■ Saved entries
──────
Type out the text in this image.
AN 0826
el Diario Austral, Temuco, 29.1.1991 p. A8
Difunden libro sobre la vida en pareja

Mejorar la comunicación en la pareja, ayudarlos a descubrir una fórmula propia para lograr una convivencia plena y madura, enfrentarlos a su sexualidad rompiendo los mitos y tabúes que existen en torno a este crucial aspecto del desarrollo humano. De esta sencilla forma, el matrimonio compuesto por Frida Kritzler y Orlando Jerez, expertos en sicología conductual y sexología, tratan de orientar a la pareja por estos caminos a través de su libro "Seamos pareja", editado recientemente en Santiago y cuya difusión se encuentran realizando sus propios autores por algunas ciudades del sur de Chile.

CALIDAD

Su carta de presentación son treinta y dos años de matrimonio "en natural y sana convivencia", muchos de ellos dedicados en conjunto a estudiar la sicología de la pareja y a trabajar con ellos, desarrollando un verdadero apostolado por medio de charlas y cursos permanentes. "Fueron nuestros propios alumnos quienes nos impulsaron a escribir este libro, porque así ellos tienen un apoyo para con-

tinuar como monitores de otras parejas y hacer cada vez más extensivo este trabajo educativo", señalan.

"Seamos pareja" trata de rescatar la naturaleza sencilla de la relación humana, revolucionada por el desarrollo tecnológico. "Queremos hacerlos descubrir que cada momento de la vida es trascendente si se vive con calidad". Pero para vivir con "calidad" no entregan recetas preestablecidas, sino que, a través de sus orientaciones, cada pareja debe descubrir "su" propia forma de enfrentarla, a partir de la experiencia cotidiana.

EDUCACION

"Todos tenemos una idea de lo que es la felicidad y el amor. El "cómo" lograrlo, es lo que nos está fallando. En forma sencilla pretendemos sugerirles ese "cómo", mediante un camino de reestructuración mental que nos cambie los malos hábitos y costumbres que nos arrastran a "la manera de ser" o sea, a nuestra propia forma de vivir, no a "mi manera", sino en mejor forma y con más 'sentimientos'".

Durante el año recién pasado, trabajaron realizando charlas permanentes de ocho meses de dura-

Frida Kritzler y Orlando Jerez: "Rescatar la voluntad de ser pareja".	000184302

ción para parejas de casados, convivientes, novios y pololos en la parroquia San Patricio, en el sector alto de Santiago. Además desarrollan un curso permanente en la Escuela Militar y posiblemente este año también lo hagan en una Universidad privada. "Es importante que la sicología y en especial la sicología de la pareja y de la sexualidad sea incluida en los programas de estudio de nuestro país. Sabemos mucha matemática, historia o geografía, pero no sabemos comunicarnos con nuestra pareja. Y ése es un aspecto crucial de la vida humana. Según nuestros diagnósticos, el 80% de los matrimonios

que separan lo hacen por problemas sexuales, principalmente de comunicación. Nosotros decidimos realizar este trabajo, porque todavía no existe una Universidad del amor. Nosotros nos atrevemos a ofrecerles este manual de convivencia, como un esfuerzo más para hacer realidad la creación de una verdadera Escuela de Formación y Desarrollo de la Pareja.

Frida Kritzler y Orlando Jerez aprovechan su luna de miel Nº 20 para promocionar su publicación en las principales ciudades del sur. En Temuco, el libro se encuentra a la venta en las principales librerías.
──────
Reproduce every entry shown above, precisely as it stands.

Type out the text in this image.
AN 0826
el Diario Austral, Temuco, 29.1.1991 p. A8
Difunden libro sobre la vida en pareja

Mejorar la comunicación en la pareja, ayudarlos a descubrir una fórmula propia para lograr una convivencia plena y madura, enfrentarlos a su sexualidad rompiendo los mitos y tabúes que existen en torno a este crucial aspecto del desarrollo humano. De esta sencilla forma, el matrimonio compuesto por Frida Kritzler y Orlando Jerez, expertos en sicología conductual y sexología, tratan de orientar a la pareja por estos caminos a través de su libro "Seamos pareja", editado recientemente en Santiago y cuya difusión se encuentran realizando sus propios autores por algunas ciudades del sur de Chile.

CALIDAD

Su carta de presentación son treinta y dos años de matrimonio "en natural y sana convivencia", muchos de ellos dedicados en conjunto a estudiar la sicología de la pareja y a trabajar con ellos, desarrollando un verdadero apostolado por medio de charlas y cursos permanentes. "Fueron nuestros propios alumnos quienes nos impulsaron a escribir este libro, porque así ellos tienen un apoyo para con-

tinuar como monitores de otras parejas y hacer cada vez más extensivo este trabajo educativo", señalan.

"Seamos pareja" trata de rescatar la naturaleza sencilla de la relación humana, revolucionada por el desarrollo tecnológico. "Queremos hacerlos descubrir que cada momento de la vida es trascendente si se vive con calidad". Pero para vivir con "calidad" no entregan recetas preestablecidas, sino que, a través de sus orientaciones, cada pareja debe descubrir "su" propia forma de enfrentarla, a partir de la experiencia cotidiana.

EDUCACION

"Todos tenemos una idea de lo que es la felicidad y el amor. El "cómo" lograrlo, es lo que nos está fallando. En forma sencilla pretendemos sugerirles ese "cómo", mediante un camino de reestructuración mental que nos cambie los malos hábitos y costumbres que nos arrastran a "la manera de ser" o sea, a nuestra propia forma de vivir, no a "mi manera", sino en mejor forma y con más 'sentimientos'".

Durante el año recién pasado, trabajaron realizando charlas permanentes de ocho meses de dura-

Frida Kritzler y Orlando Jerez: "Rescatar la voluntad de ser pareja".	000184302

ción para parejas de casados, convivientes, novios y pololos en la parroquia San Patricio, en el sector alto de Santiago. Además desarrollan un curso permanente en la Escuela Militar y posiblemente este año también lo hagan en una Universidad privada. "Es importante que la sicología y en especial la sicología de la pareja y de la sexualidad sea incluida en los programas de estudio de nuestro país. Sabemos mucha matemática, historia o geografía, pero no sabemos comunicarnos con nuestra pareja. Y ése es un aspecto crucial de la vida humana. Según nuestros diagnósticos, el 80% de los matrimonios

que separan lo hacen por problemas sexuales, principalmente de comunicación. Nosotros decidimos realizar este trabajo, porque todavía no existe una Universidad del amor. Nosotros nos atrevemos a ofrecerles este manual de convivencia, como un esfuerzo más para hacer realidad la creación de una verdadera Escuela de Formación y Desarrollo de la Pareja.

Frida Kritzler y Orlando Jerez aprovechan su luna de miel Nº 20 para promocionar su publicación en las principales ciudades del sur. En Temuco, el libro se encuentra a la venta en las principales librerías.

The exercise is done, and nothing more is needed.